** What to do **
Set down each entry exactly as given; pictures should not appear in the copy.

** Records **
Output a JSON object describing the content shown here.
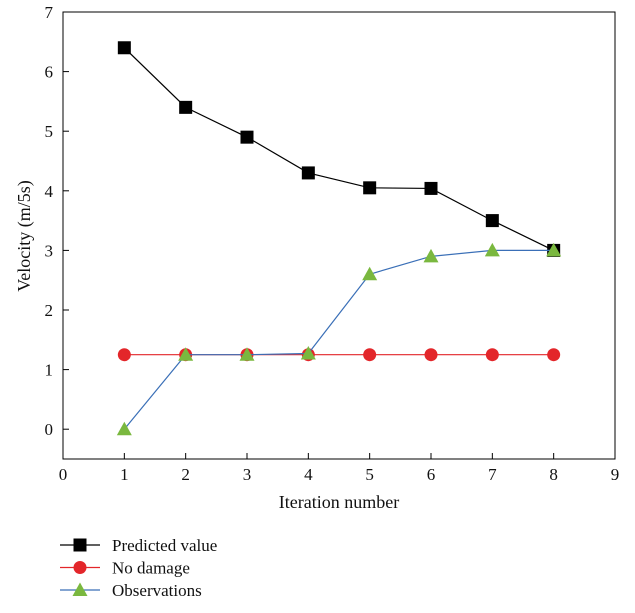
{
  "chart_data": {
    "type": "line",
    "xlabel": "Iteration number",
    "ylabel": "Velocity (m/5s)",
    "xlim": [
      0,
      9
    ],
    "ylim": [
      -0.5,
      7
    ],
    "xticks": [
      0,
      1,
      2,
      3,
      4,
      5,
      6,
      7,
      8,
      9
    ],
    "yticks": [
      0,
      1,
      2,
      3,
      4,
      5,
      6,
      7
    ],
    "grid": false,
    "legend_position": "bottom-left, below plot",
    "x": [
      1,
      2,
      3,
      4,
      5,
      6,
      7,
      8
    ],
    "series": [
      {
        "name": "Predicted value",
        "color": "#000000",
        "marker": "square",
        "values": [
          6.4,
          5.4,
          4.9,
          4.3,
          4.05,
          4.04,
          3.5,
          3.0
        ]
      },
      {
        "name": "No damage",
        "color": "#e3262a",
        "marker": "circle",
        "values": [
          1.25,
          1.25,
          1.25,
          1.25,
          1.25,
          1.25,
          1.25,
          1.25
        ]
      },
      {
        "name": "Observations",
        "color": "#3a6fb7",
        "marker_color": "#7ab83f",
        "marker": "triangle",
        "values": [
          0.0,
          1.25,
          1.25,
          1.27,
          2.6,
          2.9,
          3.0,
          3.0
        ]
      }
    ]
  }
}
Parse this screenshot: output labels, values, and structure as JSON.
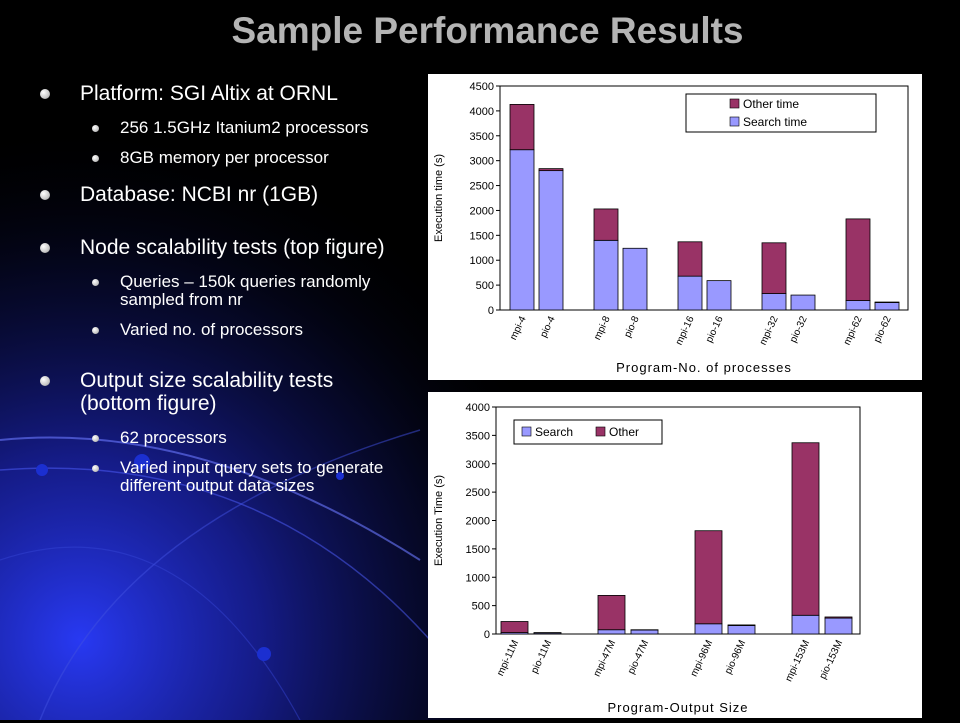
{
  "slide": {
    "title": "Sample Performance Results",
    "bullets": [
      {
        "text": "Platform: SGI Altix at ORNL",
        "subs": [
          "256 1.5GHz Itanium2 processors",
          "8GB memory per processor"
        ]
      },
      {
        "text": "Database: NCBI nr (1GB)",
        "subs": []
      },
      {
        "text": "Node scalability tests (top figure)",
        "subs": [
          "Queries – 150k queries randomly sampled from nr",
          "Varied no. of processors"
        ]
      },
      {
        "text": "Output size scalability tests (bottom figure)",
        "subs": [
          "62 processors",
          "Varied input query sets to generate different output data sizes"
        ]
      }
    ]
  },
  "colors": {
    "background": "#000000",
    "title": "#b4b4b4",
    "search": "#9999ff",
    "other": "#993366"
  },
  "chart_data": [
    {
      "type": "bar",
      "stacked": true,
      "xlabel": "Program-No. of processes",
      "ylabel": "Execution time (s)",
      "ylim": [
        0,
        4500
      ],
      "yticks": [
        0,
        500,
        1000,
        1500,
        2000,
        2500,
        3000,
        3500,
        4000,
        4500
      ],
      "grid": false,
      "legend_position": "top-right",
      "categories": [
        "mpi-4",
        "pio-4",
        "mpi-8",
        "pio-8",
        "mpi-16",
        "pio-16",
        "mpi-32",
        "pio-32",
        "mpi-62",
        "pio-62"
      ],
      "series": [
        {
          "name": "Search time",
          "color": "#9999ff",
          "values": [
            3220,
            2800,
            1400,
            1240,
            680,
            590,
            330,
            300,
            190,
            150
          ]
        },
        {
          "name": "Other time",
          "color": "#993366",
          "values": [
            910,
            40,
            630,
            0,
            690,
            0,
            1020,
            0,
            1640,
            10
          ]
        }
      ],
      "legend_order": [
        "Other time",
        "Search time"
      ]
    },
    {
      "type": "bar",
      "stacked": true,
      "xlabel": "Program-Output Size",
      "ylabel": "Execution Time (s)",
      "ylim": [
        0,
        4000
      ],
      "yticks": [
        0,
        500,
        1000,
        1500,
        2000,
        2500,
        3000,
        3500,
        4000
      ],
      "grid": false,
      "legend_position": "top-left",
      "categories": [
        "mpi-11M",
        "pio-11M",
        "mpi-47M",
        "pio-47M",
        "mpi-96M",
        "pio-96M",
        "mpi-153M",
        "pio-153M"
      ],
      "series": [
        {
          "name": "Search",
          "color": "#9999ff",
          "values": [
            25,
            20,
            75,
            70,
            180,
            150,
            330,
            280
          ]
        },
        {
          "name": "Other",
          "color": "#993366",
          "values": [
            195,
            5,
            605,
            5,
            1640,
            10,
            3040,
            20
          ]
        }
      ],
      "legend_order": [
        "Search",
        "Other"
      ]
    }
  ]
}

** Task answer **
Output a JSON object describing the content shown here.
{
  "chart_data": {
    "type": "line",
    "xlabel": "Iteration number",
    "ylabel": "Velocity (m/5s)",
    "xlim": [
      0,
      9
    ],
    "ylim": [
      -0.5,
      7
    ],
    "xticks": [
      0,
      1,
      2,
      3,
      4,
      5,
      6,
      7,
      8,
      9
    ],
    "yticks": [
      0,
      1,
      2,
      3,
      4,
      5,
      6,
      7
    ],
    "grid": false,
    "legend_position": "bottom-left, below plot",
    "x": [
      1,
      2,
      3,
      4,
      5,
      6,
      7,
      8
    ],
    "series": [
      {
        "name": "Predicted value",
        "color": "#000000",
        "marker": "square",
        "values": [
          6.4,
          5.4,
          4.9,
          4.3,
          4.05,
          4.04,
          3.5,
          3.0
        ]
      },
      {
        "name": "No damage",
        "color": "#e3262a",
        "marker": "circle",
        "values": [
          1.25,
          1.25,
          1.25,
          1.25,
          1.25,
          1.25,
          1.25,
          1.25
        ]
      },
      {
        "name": "Observations",
        "color": "#3a6fb7",
        "marker_color": "#7ab83f",
        "marker": "triangle",
        "values": [
          0.0,
          1.25,
          1.25,
          1.27,
          2.6,
          2.9,
          3.0,
          3.0
        ]
      }
    ]
  }
}
Parse this screenshot: output labels, values, and structure as JSON.
{
  "slide": {
    "title": "Sample Performance Results",
    "bullets": [
      {
        "text": "Platform: SGI Altix at ORNL",
        "subs": [
          "256 1.5GHz Itanium2 processors",
          "8GB memory per processor"
        ]
      },
      {
        "text": "Database: NCBI nr (1GB)",
        "subs": []
      },
      {
        "text": "Node scalability tests (top figure)",
        "subs": [
          "Queries – 150k queries randomly sampled from nr",
          "Varied no. of processors"
        ]
      },
      {
        "text": "Output size scalability tests (bottom figure)",
        "subs": [
          "62 processors",
          "Varied input query sets to generate different output data sizes"
        ]
      }
    ]
  },
  "colors": {
    "background": "#000000",
    "title": "#b4b4b4",
    "search": "#9999ff",
    "other": "#993366"
  },
  "chart_data": [
    {
      "type": "bar",
      "stacked": true,
      "xlabel": "Program-No. of processes",
      "ylabel": "Execution time (s)",
      "ylim": [
        0,
        4500
      ],
      "yticks": [
        0,
        500,
        1000,
        1500,
        2000,
        2500,
        3000,
        3500,
        4000,
        4500
      ],
      "grid": false,
      "legend_position": "top-right",
      "categories": [
        "mpi-4",
        "pio-4",
        "mpi-8",
        "pio-8",
        "mpi-16",
        "pio-16",
        "mpi-32",
        "pio-32",
        "mpi-62",
        "pio-62"
      ],
      "series": [
        {
          "name": "Search time",
          "color": "#9999ff",
          "values": [
            3220,
            2800,
            1400,
            1240,
            680,
            590,
            330,
            300,
            190,
            150
          ]
        },
        {
          "name": "Other time",
          "color": "#993366",
          "values": [
            910,
            40,
            630,
            0,
            690,
            0,
            1020,
            0,
            1640,
            10
          ]
        }
      ],
      "legend_order": [
        "Other time",
        "Search time"
      ]
    },
    {
      "type": "bar",
      "stacked": true,
      "xlabel": "Program-Output Size",
      "ylabel": "Execution Time (s)",
      "ylim": [
        0,
        4000
      ],
      "yticks": [
        0,
        500,
        1000,
        1500,
        2000,
        2500,
        3000,
        3500,
        4000
      ],
      "grid": false,
      "legend_position": "top-left",
      "categories": [
        "mpi-11M",
        "pio-11M",
        "mpi-47M",
        "pio-47M",
        "mpi-96M",
        "pio-96M",
        "mpi-153M",
        "pio-153M"
      ],
      "series": [
        {
          "name": "Search",
          "color": "#9999ff",
          "values": [
            25,
            20,
            75,
            70,
            180,
            150,
            330,
            280
          ]
        },
        {
          "name": "Other",
          "color": "#993366",
          "values": [
            195,
            5,
            605,
            5,
            1640,
            10,
            3040,
            20
          ]
        }
      ],
      "legend_order": [
        "Search",
        "Other"
      ]
    }
  ]
}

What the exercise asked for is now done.